_What is expected_. Gather up every line from the entries below that uses the word "stosunku".
————————
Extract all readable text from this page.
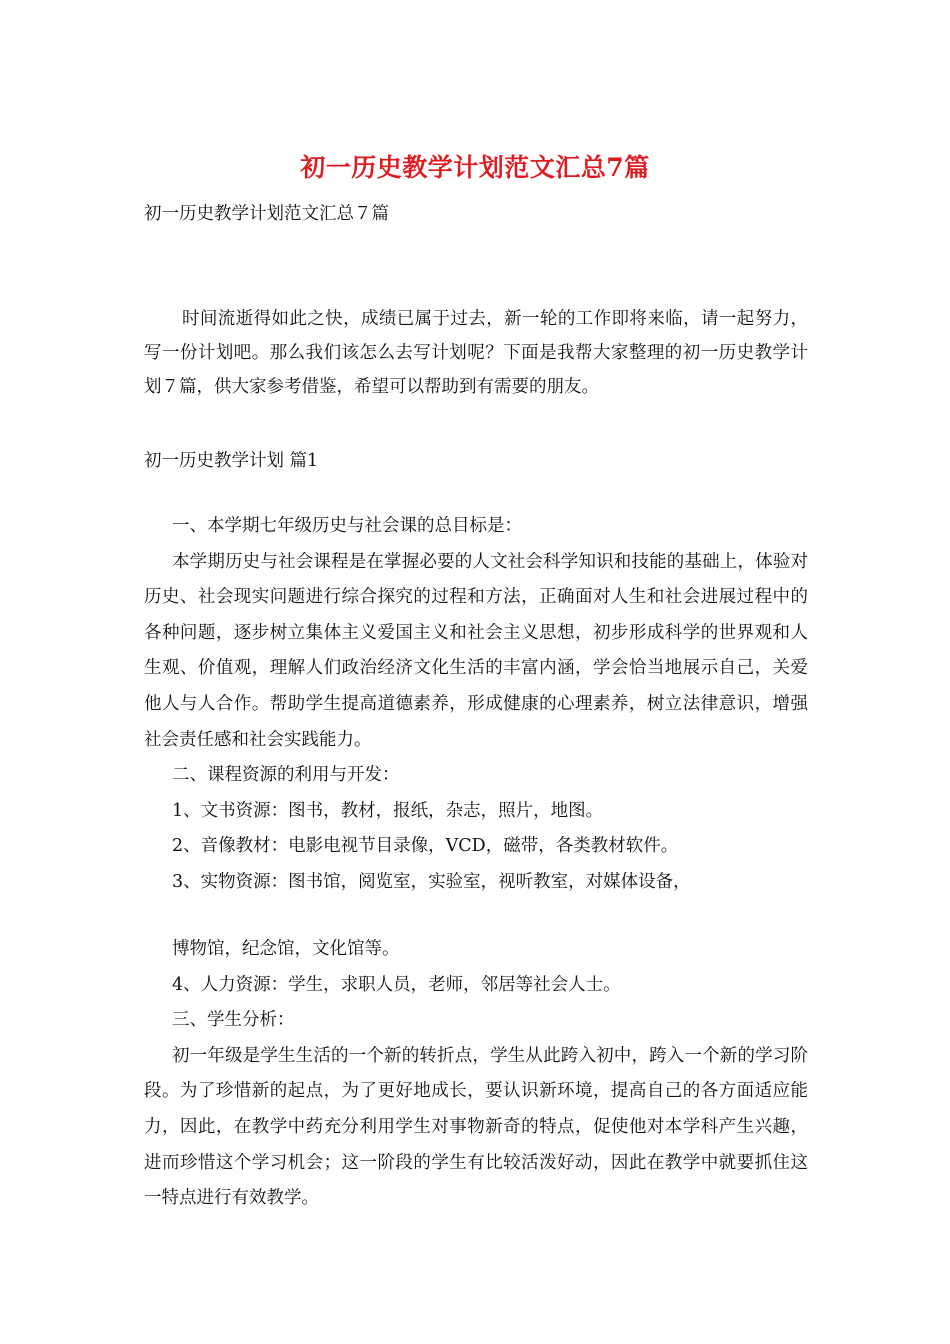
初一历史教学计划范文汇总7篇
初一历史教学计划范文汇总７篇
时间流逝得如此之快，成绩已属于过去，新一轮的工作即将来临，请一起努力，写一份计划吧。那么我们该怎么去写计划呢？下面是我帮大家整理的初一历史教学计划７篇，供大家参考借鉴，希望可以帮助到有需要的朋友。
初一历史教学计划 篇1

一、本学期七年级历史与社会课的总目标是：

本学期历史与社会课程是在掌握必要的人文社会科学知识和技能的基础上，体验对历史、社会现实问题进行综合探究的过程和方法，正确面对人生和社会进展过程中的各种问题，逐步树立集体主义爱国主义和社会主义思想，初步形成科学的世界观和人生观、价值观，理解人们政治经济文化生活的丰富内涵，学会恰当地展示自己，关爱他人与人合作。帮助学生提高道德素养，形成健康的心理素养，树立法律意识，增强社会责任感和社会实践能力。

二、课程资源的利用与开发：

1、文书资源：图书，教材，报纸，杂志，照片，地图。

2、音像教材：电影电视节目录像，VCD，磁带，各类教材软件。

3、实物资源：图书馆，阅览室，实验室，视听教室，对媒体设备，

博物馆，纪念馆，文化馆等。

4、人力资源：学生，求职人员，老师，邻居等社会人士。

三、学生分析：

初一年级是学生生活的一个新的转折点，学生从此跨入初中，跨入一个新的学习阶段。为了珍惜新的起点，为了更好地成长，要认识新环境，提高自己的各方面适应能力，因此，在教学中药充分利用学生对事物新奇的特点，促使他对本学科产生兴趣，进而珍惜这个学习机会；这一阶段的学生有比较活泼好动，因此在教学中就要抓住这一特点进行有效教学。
————————
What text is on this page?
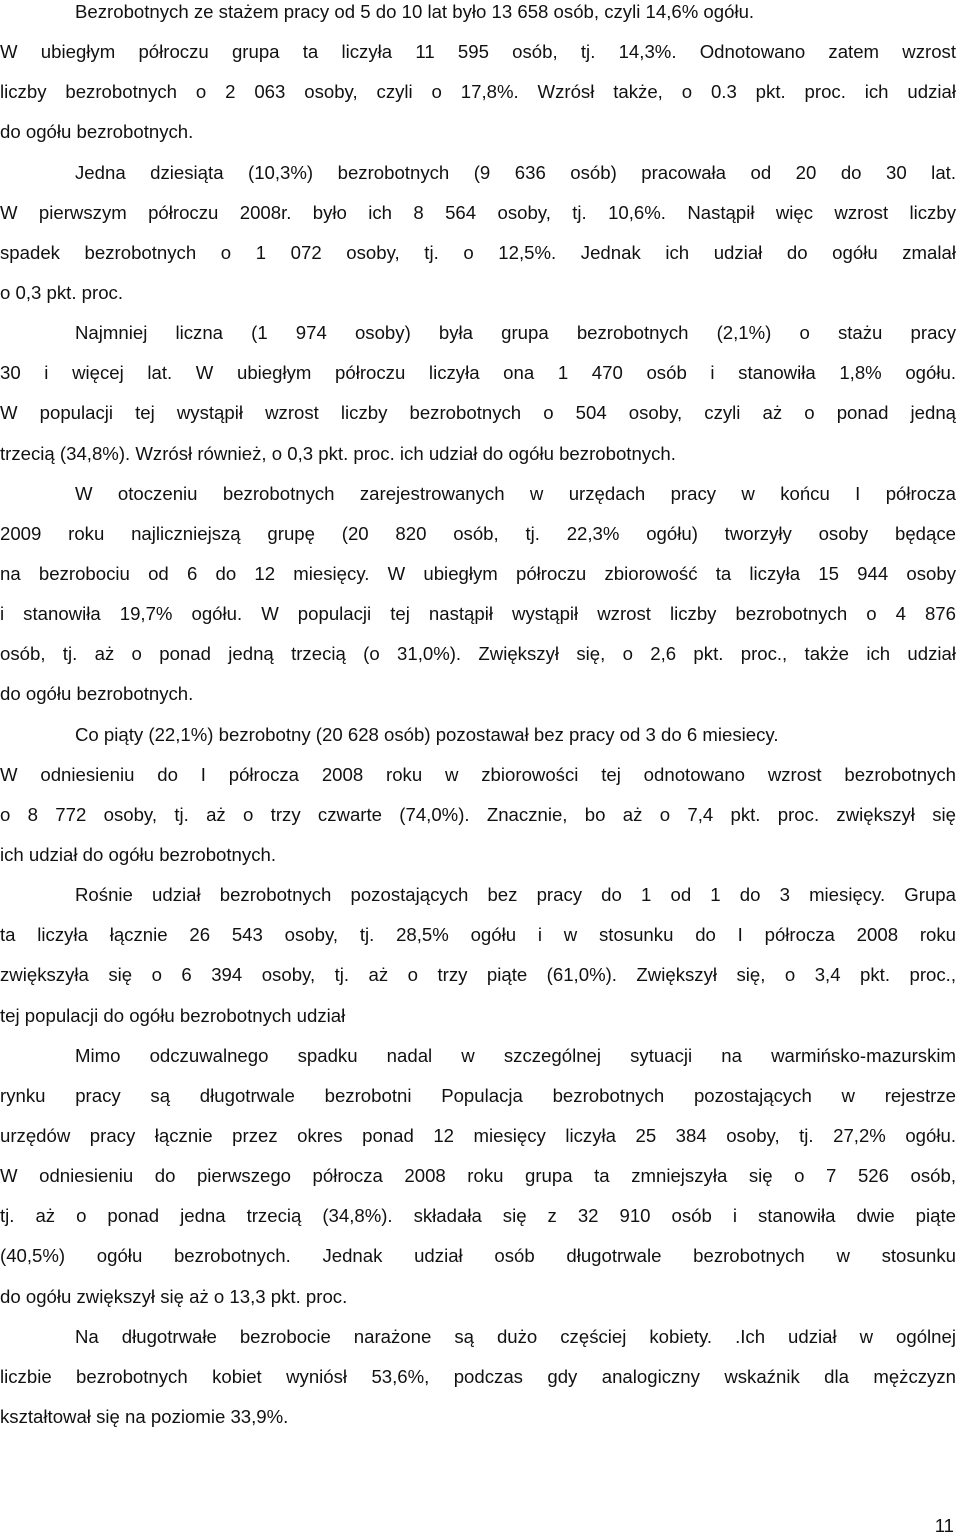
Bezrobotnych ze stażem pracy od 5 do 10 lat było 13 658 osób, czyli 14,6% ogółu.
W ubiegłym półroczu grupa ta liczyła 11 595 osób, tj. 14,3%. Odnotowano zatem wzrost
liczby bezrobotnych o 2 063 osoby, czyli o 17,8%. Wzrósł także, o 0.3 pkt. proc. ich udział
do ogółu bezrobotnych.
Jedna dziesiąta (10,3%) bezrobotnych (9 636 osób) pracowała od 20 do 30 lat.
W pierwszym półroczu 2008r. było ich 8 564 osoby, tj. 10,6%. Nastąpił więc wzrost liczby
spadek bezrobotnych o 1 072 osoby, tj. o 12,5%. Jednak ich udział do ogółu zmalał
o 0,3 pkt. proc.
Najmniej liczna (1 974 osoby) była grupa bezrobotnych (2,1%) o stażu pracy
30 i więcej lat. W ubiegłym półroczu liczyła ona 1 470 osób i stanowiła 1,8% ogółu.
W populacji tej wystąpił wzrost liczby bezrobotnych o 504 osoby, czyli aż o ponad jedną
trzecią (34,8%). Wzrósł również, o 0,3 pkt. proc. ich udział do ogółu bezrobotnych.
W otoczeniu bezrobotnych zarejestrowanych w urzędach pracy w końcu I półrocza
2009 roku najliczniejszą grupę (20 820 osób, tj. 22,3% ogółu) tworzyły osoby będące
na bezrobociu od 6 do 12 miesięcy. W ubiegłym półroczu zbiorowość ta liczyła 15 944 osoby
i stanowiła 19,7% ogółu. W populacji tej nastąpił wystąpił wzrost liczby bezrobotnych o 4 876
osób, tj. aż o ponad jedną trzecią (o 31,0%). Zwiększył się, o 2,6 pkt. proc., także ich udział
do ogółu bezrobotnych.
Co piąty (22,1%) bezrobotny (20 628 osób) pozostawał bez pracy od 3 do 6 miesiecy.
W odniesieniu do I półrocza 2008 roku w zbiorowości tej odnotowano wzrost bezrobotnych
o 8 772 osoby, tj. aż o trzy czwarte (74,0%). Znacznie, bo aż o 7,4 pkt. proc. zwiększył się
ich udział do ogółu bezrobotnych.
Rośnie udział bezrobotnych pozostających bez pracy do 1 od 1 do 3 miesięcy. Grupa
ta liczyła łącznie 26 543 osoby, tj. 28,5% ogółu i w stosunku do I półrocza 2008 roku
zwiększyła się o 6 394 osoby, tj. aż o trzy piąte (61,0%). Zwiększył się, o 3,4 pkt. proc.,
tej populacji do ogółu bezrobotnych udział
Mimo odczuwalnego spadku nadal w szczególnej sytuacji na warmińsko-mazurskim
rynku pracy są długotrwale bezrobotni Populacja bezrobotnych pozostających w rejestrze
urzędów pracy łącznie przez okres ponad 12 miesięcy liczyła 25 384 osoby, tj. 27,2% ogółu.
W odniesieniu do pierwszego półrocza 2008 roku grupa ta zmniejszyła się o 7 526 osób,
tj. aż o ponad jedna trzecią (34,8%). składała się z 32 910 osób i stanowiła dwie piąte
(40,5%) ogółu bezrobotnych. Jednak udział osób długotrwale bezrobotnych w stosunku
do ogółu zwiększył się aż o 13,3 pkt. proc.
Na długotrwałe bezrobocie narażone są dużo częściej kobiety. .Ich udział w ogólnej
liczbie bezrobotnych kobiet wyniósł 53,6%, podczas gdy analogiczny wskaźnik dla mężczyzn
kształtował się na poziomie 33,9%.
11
————————
_Solution to the exercise_.
ta liczyła łącznie 26 543 osoby, tj. 28,5% ogółu i w stosunku do I półrocza 2008 roku
(40,5%) ogółu bezrobotnych. Jednak udział osób długotrwale bezrobotnych w stosunku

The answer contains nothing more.